PROBLEM DETAILS: Copy out each line that mentions the word "psixologiyaning".

RECORD SET:
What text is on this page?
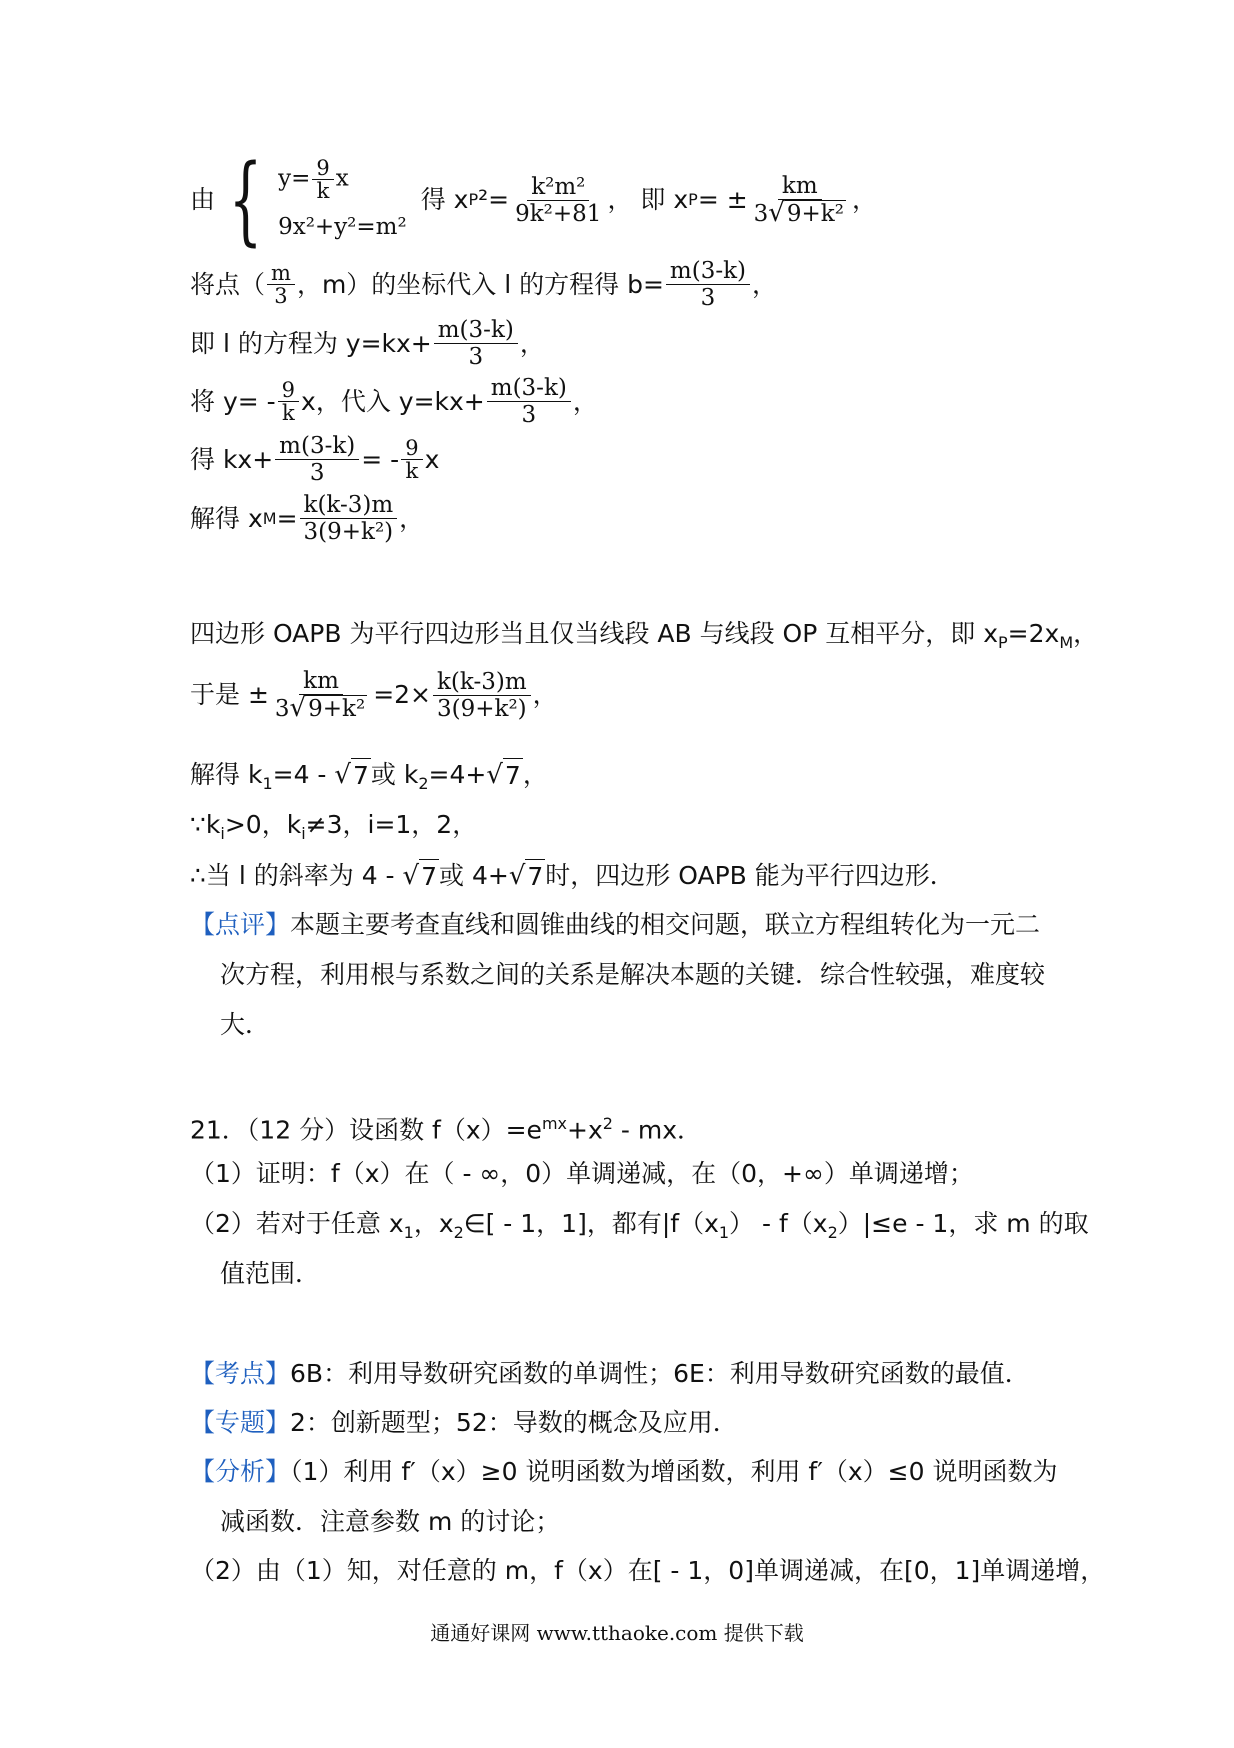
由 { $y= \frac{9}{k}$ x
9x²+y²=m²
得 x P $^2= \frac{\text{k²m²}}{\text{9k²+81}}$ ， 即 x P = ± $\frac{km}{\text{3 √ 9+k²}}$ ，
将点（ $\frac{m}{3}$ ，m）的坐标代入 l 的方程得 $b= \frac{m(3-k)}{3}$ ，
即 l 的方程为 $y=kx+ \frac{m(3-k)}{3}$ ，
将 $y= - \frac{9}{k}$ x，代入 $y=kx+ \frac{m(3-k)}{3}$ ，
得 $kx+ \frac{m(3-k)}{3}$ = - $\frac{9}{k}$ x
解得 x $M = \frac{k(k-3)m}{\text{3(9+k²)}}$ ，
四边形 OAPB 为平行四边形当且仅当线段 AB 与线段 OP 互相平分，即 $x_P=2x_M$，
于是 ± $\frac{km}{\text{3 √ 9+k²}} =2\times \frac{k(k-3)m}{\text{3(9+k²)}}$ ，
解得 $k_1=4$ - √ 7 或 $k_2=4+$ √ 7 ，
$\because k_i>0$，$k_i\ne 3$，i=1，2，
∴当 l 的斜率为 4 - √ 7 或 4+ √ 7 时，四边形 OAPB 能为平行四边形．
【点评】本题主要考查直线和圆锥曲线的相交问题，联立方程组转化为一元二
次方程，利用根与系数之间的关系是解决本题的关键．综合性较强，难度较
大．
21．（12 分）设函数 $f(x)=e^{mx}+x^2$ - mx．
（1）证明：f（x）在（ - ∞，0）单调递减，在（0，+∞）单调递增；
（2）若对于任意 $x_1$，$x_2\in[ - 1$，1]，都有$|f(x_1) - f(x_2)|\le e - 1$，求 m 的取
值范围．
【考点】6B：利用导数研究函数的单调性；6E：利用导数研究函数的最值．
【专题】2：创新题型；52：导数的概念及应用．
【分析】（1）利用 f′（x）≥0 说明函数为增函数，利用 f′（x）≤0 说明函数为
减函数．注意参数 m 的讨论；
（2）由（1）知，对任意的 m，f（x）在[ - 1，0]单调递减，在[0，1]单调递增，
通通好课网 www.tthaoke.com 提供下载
==
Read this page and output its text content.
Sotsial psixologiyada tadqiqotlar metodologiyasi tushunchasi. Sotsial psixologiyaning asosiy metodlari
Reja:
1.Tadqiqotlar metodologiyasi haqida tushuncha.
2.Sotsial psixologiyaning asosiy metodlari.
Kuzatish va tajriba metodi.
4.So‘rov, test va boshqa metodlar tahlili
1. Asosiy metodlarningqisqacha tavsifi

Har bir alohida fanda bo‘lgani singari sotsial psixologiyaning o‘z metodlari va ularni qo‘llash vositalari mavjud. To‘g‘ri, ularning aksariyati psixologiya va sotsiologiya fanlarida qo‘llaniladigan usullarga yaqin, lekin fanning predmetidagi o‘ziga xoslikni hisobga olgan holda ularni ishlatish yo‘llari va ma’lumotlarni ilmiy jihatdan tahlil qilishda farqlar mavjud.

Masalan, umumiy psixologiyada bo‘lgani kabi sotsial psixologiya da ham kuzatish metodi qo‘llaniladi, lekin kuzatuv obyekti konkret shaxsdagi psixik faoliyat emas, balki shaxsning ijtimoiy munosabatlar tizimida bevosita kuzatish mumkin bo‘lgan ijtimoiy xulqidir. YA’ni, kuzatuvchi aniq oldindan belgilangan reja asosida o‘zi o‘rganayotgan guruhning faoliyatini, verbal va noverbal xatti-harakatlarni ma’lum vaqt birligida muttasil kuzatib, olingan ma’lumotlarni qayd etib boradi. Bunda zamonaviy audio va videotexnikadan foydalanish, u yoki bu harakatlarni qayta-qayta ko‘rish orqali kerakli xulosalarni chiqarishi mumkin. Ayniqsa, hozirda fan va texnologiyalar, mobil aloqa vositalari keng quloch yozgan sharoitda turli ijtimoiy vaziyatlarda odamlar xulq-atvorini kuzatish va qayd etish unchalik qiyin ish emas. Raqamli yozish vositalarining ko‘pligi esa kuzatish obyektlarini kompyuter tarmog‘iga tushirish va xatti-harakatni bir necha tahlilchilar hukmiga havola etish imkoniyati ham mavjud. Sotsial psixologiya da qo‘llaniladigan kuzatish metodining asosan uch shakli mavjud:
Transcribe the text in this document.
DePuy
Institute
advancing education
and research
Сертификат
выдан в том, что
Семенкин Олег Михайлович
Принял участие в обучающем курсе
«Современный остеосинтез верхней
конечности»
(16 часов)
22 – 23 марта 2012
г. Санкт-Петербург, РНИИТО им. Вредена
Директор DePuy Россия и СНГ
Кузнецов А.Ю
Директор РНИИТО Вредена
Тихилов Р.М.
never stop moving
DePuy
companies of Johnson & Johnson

ANSWER TO THIS TASK:
Sotsial psixologiyada tadqiqotlar metodologiyasi tushunchasi. Sotsial psixologiyaning asosiy metodlari
2.Sotsial psixologiyaning asosiy metodlari.
Har bir alohida fanda bo‘lgani singari sotsial psixologiyaning o‘z metodlari va ularni qo‘llash vositalari mavjud. To‘g‘ri, ularning aksariyati psixologiya va sotsiologiya fanlarida qo‘llaniladigan usullarga yaqin, lekin fanning predmetidagi o‘ziga xoslikni hisobga olgan holda ularni ishlatish yo‘llari va ma’lumotlarni ilmiy jihatdan tahlil qilishda farqlar mavjud.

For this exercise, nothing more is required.